Print out every record exactly as it appears.

+++ Extracted material

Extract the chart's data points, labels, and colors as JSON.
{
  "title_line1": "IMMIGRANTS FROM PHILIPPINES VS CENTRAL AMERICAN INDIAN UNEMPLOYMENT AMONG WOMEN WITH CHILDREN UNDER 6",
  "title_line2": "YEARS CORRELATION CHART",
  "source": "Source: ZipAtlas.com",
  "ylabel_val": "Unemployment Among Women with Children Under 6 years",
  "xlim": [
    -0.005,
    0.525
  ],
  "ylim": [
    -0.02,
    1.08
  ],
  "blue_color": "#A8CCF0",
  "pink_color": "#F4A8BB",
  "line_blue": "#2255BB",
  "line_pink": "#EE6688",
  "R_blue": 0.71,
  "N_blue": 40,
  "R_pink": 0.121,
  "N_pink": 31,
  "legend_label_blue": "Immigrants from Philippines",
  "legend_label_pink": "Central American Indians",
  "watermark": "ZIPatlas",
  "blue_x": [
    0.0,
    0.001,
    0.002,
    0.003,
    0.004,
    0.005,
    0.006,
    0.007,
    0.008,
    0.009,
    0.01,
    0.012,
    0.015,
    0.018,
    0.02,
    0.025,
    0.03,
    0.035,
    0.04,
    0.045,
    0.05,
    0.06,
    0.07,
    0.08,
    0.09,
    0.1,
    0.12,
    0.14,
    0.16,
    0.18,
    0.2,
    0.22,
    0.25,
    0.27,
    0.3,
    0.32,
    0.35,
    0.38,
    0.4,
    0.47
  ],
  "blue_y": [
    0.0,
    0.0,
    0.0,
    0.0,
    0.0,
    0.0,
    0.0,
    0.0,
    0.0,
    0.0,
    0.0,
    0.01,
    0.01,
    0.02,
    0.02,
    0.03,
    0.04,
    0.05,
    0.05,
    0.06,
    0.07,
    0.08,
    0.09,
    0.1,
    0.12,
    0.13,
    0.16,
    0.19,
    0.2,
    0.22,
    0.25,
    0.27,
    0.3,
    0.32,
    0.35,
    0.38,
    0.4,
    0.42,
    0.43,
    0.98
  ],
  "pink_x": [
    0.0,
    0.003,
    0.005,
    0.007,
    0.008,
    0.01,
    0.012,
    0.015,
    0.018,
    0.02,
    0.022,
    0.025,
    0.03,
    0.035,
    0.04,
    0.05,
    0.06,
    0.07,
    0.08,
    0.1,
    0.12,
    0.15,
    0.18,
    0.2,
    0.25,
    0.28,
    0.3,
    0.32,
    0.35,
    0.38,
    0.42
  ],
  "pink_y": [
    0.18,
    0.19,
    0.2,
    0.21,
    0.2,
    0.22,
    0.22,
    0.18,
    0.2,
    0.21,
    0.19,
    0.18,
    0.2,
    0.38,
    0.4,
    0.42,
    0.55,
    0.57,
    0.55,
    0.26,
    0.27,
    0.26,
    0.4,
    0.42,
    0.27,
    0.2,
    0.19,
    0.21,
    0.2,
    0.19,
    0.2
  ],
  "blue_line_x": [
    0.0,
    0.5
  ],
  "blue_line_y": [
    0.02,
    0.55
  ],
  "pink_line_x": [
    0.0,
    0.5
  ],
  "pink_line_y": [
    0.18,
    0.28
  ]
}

++++++

▸ Result of the exercise:
Extract the chart's data points, labels, and colors as JSON.
{
  "title_line1": "IMMIGRANTS FROM PHILIPPINES VS CENTRAL AMERICAN INDIAN UNEMPLOYMENT AMONG WOMEN WITH CHILDREN UNDER 6",
  "title_line2": "YEARS CORRELATION CHART",
  "source": "Source: ZipAtlas.com",
  "ylabel_val": "Unemployment Among Women with Children Under 6 years",
  "xlim": [
    -0.005,
    0.525
  ],
  "ylim": [
    -0.02,
    1.08
  ],
  "blue_color": "#A8CCF0",
  "pink_color": "#F4A8BB",
  "line_blue": "#2255BB",
  "line_pink": "#EE6688",
  "R_blue": 0.71,
  "N_blue": 40,
  "R_pink": 0.121,
  "N_pink": 31,
  "legend_label_blue": "Immigrants from Philippines",
  "legend_label_pink": "Central American Indians",
  "watermark": "ZIPatlas",
  "blue_x": [
    0.0,
    0.001,
    0.002,
    0.003,
    0.004,
    0.005,
    0.006,
    0.007,
    0.008,
    0.009,
    0.01,
    0.012,
    0.015,
    0.018,
    0.02,
    0.025,
    0.03,
    0.035,
    0.04,
    0.045,
    0.05,
    0.06,
    0.07,
    0.08,
    0.09,
    0.1,
    0.12,
    0.14,
    0.16,
    0.18,
    0.2,
    0.22,
    0.25,
    0.27,
    0.3,
    0.32,
    0.35,
    0.38,
    0.4,
    0.47
  ],
  "blue_y": [
    0.0,
    0.0,
    0.0,
    0.0,
    0.0,
    0.0,
    0.0,
    0.0,
    0.0,
    0.0,
    0.0,
    0.01,
    0.01,
    0.02,
    0.02,
    0.03,
    0.04,
    0.05,
    0.05,
    0.06,
    0.07,
    0.08,
    0.09,
    0.1,
    0.12,
    0.13,
    0.16,
    0.19,
    0.2,
    0.22,
    0.25,
    0.27,
    0.3,
    0.32,
    0.35,
    0.38,
    0.4,
    0.42,
    0.43,
    0.98
  ],
  "pink_x": [
    0.0,
    0.003,
    0.005,
    0.007,
    0.008,
    0.01,
    0.012,
    0.015,
    0.018,
    0.02,
    0.022,
    0.025,
    0.03,
    0.035,
    0.04,
    0.05,
    0.06,
    0.07,
    0.08,
    0.1,
    0.12,
    0.15,
    0.18,
    0.2,
    0.25,
    0.28,
    0.3,
    0.32,
    0.35,
    0.38,
    0.42
  ],
  "pink_y": [
    0.18,
    0.19,
    0.2,
    0.21,
    0.2,
    0.22,
    0.22,
    0.18,
    0.2,
    0.21,
    0.19,
    0.18,
    0.2,
    0.38,
    0.4,
    0.42,
    0.55,
    0.57,
    0.55,
    0.26,
    0.27,
    0.26,
    0.4,
    0.42,
    0.27,
    0.2,
    0.19,
    0.21,
    0.2,
    0.19,
    0.2
  ],
  "blue_line_x": [
    0.0,
    0.5
  ],
  "blue_line_y": [
    0.02,
    0.55
  ],
  "pink_line_x": [
    0.0,
    0.5
  ],
  "pink_line_y": [
    0.18,
    0.28
  ]
}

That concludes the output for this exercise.